Figure record extracts
▼

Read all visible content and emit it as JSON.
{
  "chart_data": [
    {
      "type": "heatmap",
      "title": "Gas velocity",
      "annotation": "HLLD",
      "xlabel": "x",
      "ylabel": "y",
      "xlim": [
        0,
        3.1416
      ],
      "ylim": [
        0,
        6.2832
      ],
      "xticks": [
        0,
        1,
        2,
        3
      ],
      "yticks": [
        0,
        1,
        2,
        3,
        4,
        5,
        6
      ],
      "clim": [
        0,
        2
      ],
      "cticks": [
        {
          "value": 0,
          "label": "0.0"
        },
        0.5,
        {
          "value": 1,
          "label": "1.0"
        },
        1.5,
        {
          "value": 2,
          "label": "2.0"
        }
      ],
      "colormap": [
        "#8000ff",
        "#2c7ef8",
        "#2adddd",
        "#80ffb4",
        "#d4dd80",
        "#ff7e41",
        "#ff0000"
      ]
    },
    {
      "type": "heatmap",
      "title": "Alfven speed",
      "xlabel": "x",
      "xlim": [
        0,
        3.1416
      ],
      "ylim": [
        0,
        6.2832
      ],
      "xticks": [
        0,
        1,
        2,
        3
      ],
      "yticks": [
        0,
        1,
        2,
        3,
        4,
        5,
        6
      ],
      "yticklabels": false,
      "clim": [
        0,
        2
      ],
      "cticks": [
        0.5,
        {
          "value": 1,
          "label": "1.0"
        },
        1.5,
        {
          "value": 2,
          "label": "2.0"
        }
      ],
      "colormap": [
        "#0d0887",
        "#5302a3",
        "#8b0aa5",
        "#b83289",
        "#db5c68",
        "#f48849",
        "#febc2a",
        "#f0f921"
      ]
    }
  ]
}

▲

Reproduce each entry from the records above, character for character.

Read all visible content and emit it as JSON.
{
  "chart_data": [
    {
      "type": "heatmap",
      "title": "Gas velocity",
      "annotation": "HLLD",
      "xlabel": "x",
      "ylabel": "y",
      "xlim": [
        0,
        3.1416
      ],
      "ylim": [
        0,
        6.2832
      ],
      "xticks": [
        0,
        1,
        2,
        3
      ],
      "yticks": [
        0,
        1,
        2,
        3,
        4,
        5,
        6
      ],
      "clim": [
        0,
        2
      ],
      "cticks": [
        {
          "value": 0,
          "label": "0.0"
        },
        0.5,
        {
          "value": 1,
          "label": "1.0"
        },
        1.5,
        {
          "value": 2,
          "label": "2.0"
        }
      ],
      "colormap": [
        "#8000ff",
        "#2c7ef8",
        "#2adddd",
        "#80ffb4",
        "#d4dd80",
        "#ff7e41",
        "#ff0000"
      ]
    },
    {
      "type": "heatmap",
      "title": "Alfven speed",
      "xlabel": "x",
      "xlim": [
        0,
        3.1416
      ],
      "ylim": [
        0,
        6.2832
      ],
      "xticks": [
        0,
        1,
        2,
        3
      ],
      "yticks": [
        0,
        1,
        2,
        3,
        4,
        5,
        6
      ],
      "yticklabels": false,
      "clim": [
        0,
        2
      ],
      "cticks": [
        0.5,
        {
          "value": 1,
          "label": "1.0"
        },
        1.5,
        {
          "value": 2,
          "label": "2.0"
        }
      ],
      "colormap": [
        "#0d0887",
        "#5302a3",
        "#8b0aa5",
        "#b83289",
        "#db5c68",
        "#f48849",
        "#febc2a",
        "#f0f921"
      ]
    }
  ]
}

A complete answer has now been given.